Goal
Print all the rows below verbatim, leaving out the pictures.

Records for the exercise

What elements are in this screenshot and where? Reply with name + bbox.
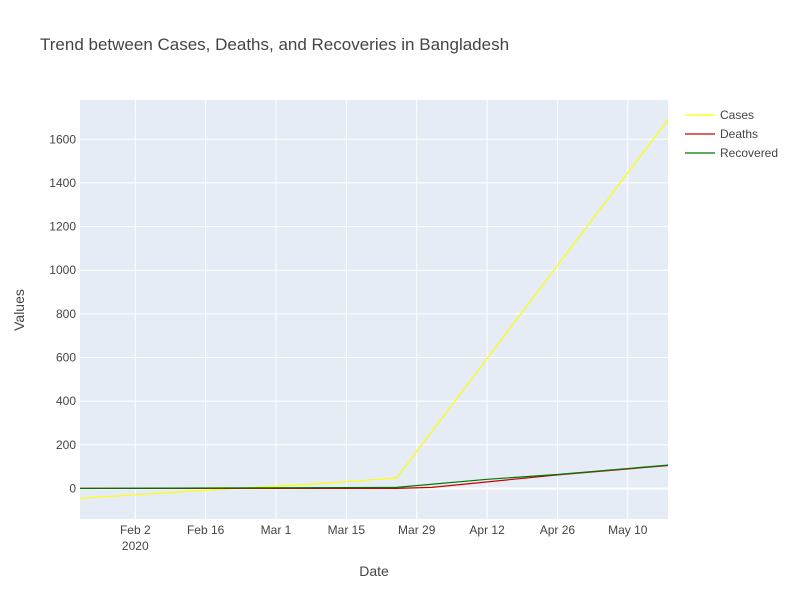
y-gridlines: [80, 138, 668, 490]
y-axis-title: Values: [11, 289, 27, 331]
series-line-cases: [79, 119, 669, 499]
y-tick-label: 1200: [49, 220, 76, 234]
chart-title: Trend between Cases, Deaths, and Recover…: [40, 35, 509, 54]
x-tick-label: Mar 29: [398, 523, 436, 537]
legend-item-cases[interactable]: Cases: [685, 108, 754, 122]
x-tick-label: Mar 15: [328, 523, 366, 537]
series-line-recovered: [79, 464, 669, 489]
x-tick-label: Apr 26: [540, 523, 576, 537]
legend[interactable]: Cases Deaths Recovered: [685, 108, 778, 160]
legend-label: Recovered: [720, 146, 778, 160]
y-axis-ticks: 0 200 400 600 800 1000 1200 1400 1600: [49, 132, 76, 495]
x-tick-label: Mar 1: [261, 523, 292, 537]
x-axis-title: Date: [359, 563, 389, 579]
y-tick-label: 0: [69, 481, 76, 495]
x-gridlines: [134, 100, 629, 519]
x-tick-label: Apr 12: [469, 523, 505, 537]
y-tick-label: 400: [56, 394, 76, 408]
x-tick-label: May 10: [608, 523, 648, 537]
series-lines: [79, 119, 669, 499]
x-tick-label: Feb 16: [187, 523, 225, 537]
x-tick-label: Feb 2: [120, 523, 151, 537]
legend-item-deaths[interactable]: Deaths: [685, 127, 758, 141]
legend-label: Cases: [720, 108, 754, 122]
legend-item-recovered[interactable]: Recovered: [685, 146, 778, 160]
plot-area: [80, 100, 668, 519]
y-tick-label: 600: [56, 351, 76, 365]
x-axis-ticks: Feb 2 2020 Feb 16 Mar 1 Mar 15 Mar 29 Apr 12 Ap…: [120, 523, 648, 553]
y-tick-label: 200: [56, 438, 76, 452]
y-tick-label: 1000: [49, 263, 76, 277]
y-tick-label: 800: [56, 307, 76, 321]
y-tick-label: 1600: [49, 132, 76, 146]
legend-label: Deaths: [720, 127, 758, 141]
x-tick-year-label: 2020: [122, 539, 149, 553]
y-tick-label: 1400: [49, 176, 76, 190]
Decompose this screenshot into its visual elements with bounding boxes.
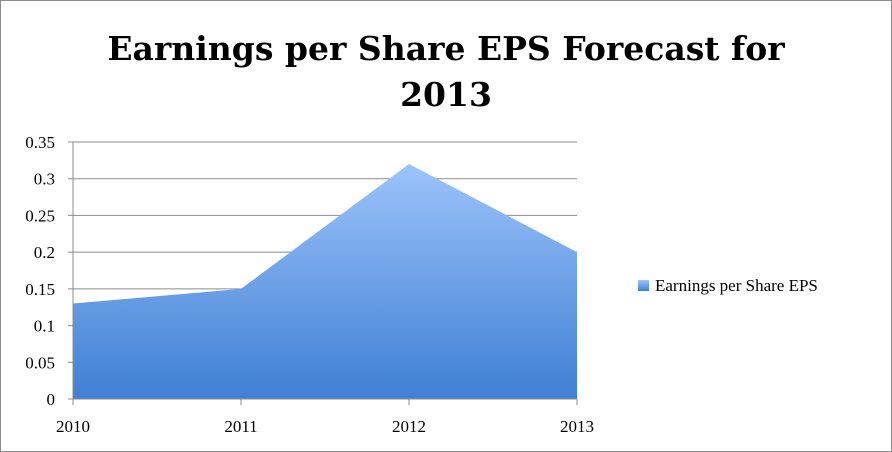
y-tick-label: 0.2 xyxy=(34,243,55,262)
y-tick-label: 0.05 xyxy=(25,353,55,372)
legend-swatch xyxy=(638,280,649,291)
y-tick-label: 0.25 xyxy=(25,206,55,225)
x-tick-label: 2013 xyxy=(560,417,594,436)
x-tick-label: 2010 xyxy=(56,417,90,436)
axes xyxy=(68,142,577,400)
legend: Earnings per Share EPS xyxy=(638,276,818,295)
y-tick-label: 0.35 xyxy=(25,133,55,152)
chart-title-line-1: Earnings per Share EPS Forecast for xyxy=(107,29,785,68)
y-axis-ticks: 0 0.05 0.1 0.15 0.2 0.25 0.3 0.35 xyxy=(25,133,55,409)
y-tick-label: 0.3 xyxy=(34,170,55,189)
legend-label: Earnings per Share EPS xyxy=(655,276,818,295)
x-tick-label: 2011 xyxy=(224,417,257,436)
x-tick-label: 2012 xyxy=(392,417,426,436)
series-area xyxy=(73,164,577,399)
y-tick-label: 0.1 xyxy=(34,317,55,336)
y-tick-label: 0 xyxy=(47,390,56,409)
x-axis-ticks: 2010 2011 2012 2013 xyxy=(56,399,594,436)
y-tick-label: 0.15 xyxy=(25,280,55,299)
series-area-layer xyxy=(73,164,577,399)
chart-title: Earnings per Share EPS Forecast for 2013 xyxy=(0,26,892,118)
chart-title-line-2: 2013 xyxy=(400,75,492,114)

Response to the task
What elements are in this screenshot and where? Reply with name + bbox.
y-gridlines: [80, 138, 668, 490]
y-axis-title: Values: [11, 289, 27, 331]
series-line-cases: [79, 119, 669, 499]
y-tick-label: 1200: [49, 220, 76, 234]
chart-title: Trend between Cases, Deaths, and Recover…: [40, 35, 509, 54]
x-tick-label: Mar 29: [398, 523, 436, 537]
legend-item-cases[interactable]: Cases: [685, 108, 754, 122]
x-tick-label: Mar 15: [328, 523, 366, 537]
series-line-recovered: [79, 464, 669, 489]
x-tick-label: Apr 26: [540, 523, 576, 537]
legend[interactable]: Cases Deaths Recovered: [685, 108, 778, 160]
legend-label: Recovered: [720, 146, 778, 160]
y-axis-ticks: 0 200 400 600 800 1000 1200 1400 1600: [49, 132, 76, 495]
x-tick-label: Mar 1: [261, 523, 292, 537]
x-axis-title: Date: [359, 563, 389, 579]
y-tick-label: 0: [69, 481, 76, 495]
x-gridlines: [134, 100, 629, 519]
x-tick-label: Apr 12: [469, 523, 505, 537]
y-tick-label: 400: [56, 394, 76, 408]
x-tick-label: May 10: [608, 523, 648, 537]
series-lines: [79, 119, 669, 499]
x-tick-label: Feb 16: [187, 523, 225, 537]
x-tick-label: Feb 2: [120, 523, 151, 537]
legend-item-deaths[interactable]: Deaths: [685, 127, 758, 141]
legend-label: Cases: [720, 108, 754, 122]
legend-item-recovered[interactable]: Recovered: [685, 146, 778, 160]
plot-area: [80, 100, 668, 519]
y-tick-label: 600: [56, 351, 76, 365]
x-axis-ticks: Feb 2 2020 Feb 16 Mar 1 Mar 15 Mar 29 Apr 12 Ap…: [120, 523, 648, 553]
y-tick-label: 200: [56, 438, 76, 452]
y-tick-label: 1000: [49, 263, 76, 277]
y-tick-label: 800: [56, 307, 76, 321]
y-tick-label: 1600: [49, 132, 76, 146]
legend-label: Deaths: [720, 127, 758, 141]
x-tick-year-label: 2020: [122, 539, 149, 553]
y-tick-label: 1400: [49, 176, 76, 190]
Decompose this screenshot into its visual elements with bounding boxes.
y-tick-label: 0.2 xyxy=(34,243,55,262)
y-tick-label: 0.05 xyxy=(25,353,55,372)
legend-swatch xyxy=(638,280,649,291)
y-tick-label: 0.25 xyxy=(25,206,55,225)
x-tick-label: 2013 xyxy=(560,417,594,436)
x-tick-label: 2010 xyxy=(56,417,90,436)
axes xyxy=(68,142,577,400)
legend: Earnings per Share EPS xyxy=(638,276,818,295)
y-tick-label: 0.35 xyxy=(25,133,55,152)
chart-title-line-1: Earnings per Share EPS Forecast for xyxy=(107,29,785,68)
y-axis-ticks: 0 0.05 0.1 0.15 0.2 0.25 0.3 0.35 xyxy=(25,133,55,409)
y-tick-label: 0.3 xyxy=(34,170,55,189)
legend-label: Earnings per Share EPS xyxy=(655,276,818,295)
x-tick-label: 2011 xyxy=(224,417,257,436)
x-tick-label: 2012 xyxy=(392,417,426,436)
series-area xyxy=(73,164,577,399)
y-tick-label: 0.1 xyxy=(34,317,55,336)
y-tick-label: 0 xyxy=(47,390,56,409)
x-axis-ticks: 2010 2011 2012 2013 xyxy=(56,399,594,436)
y-tick-label: 0.15 xyxy=(25,280,55,299)
series-area-layer xyxy=(73,164,577,399)
chart-title: Earnings per Share EPS Forecast for 2013 xyxy=(0,26,892,118)
chart-title-line-2: 2013 xyxy=(400,75,492,114)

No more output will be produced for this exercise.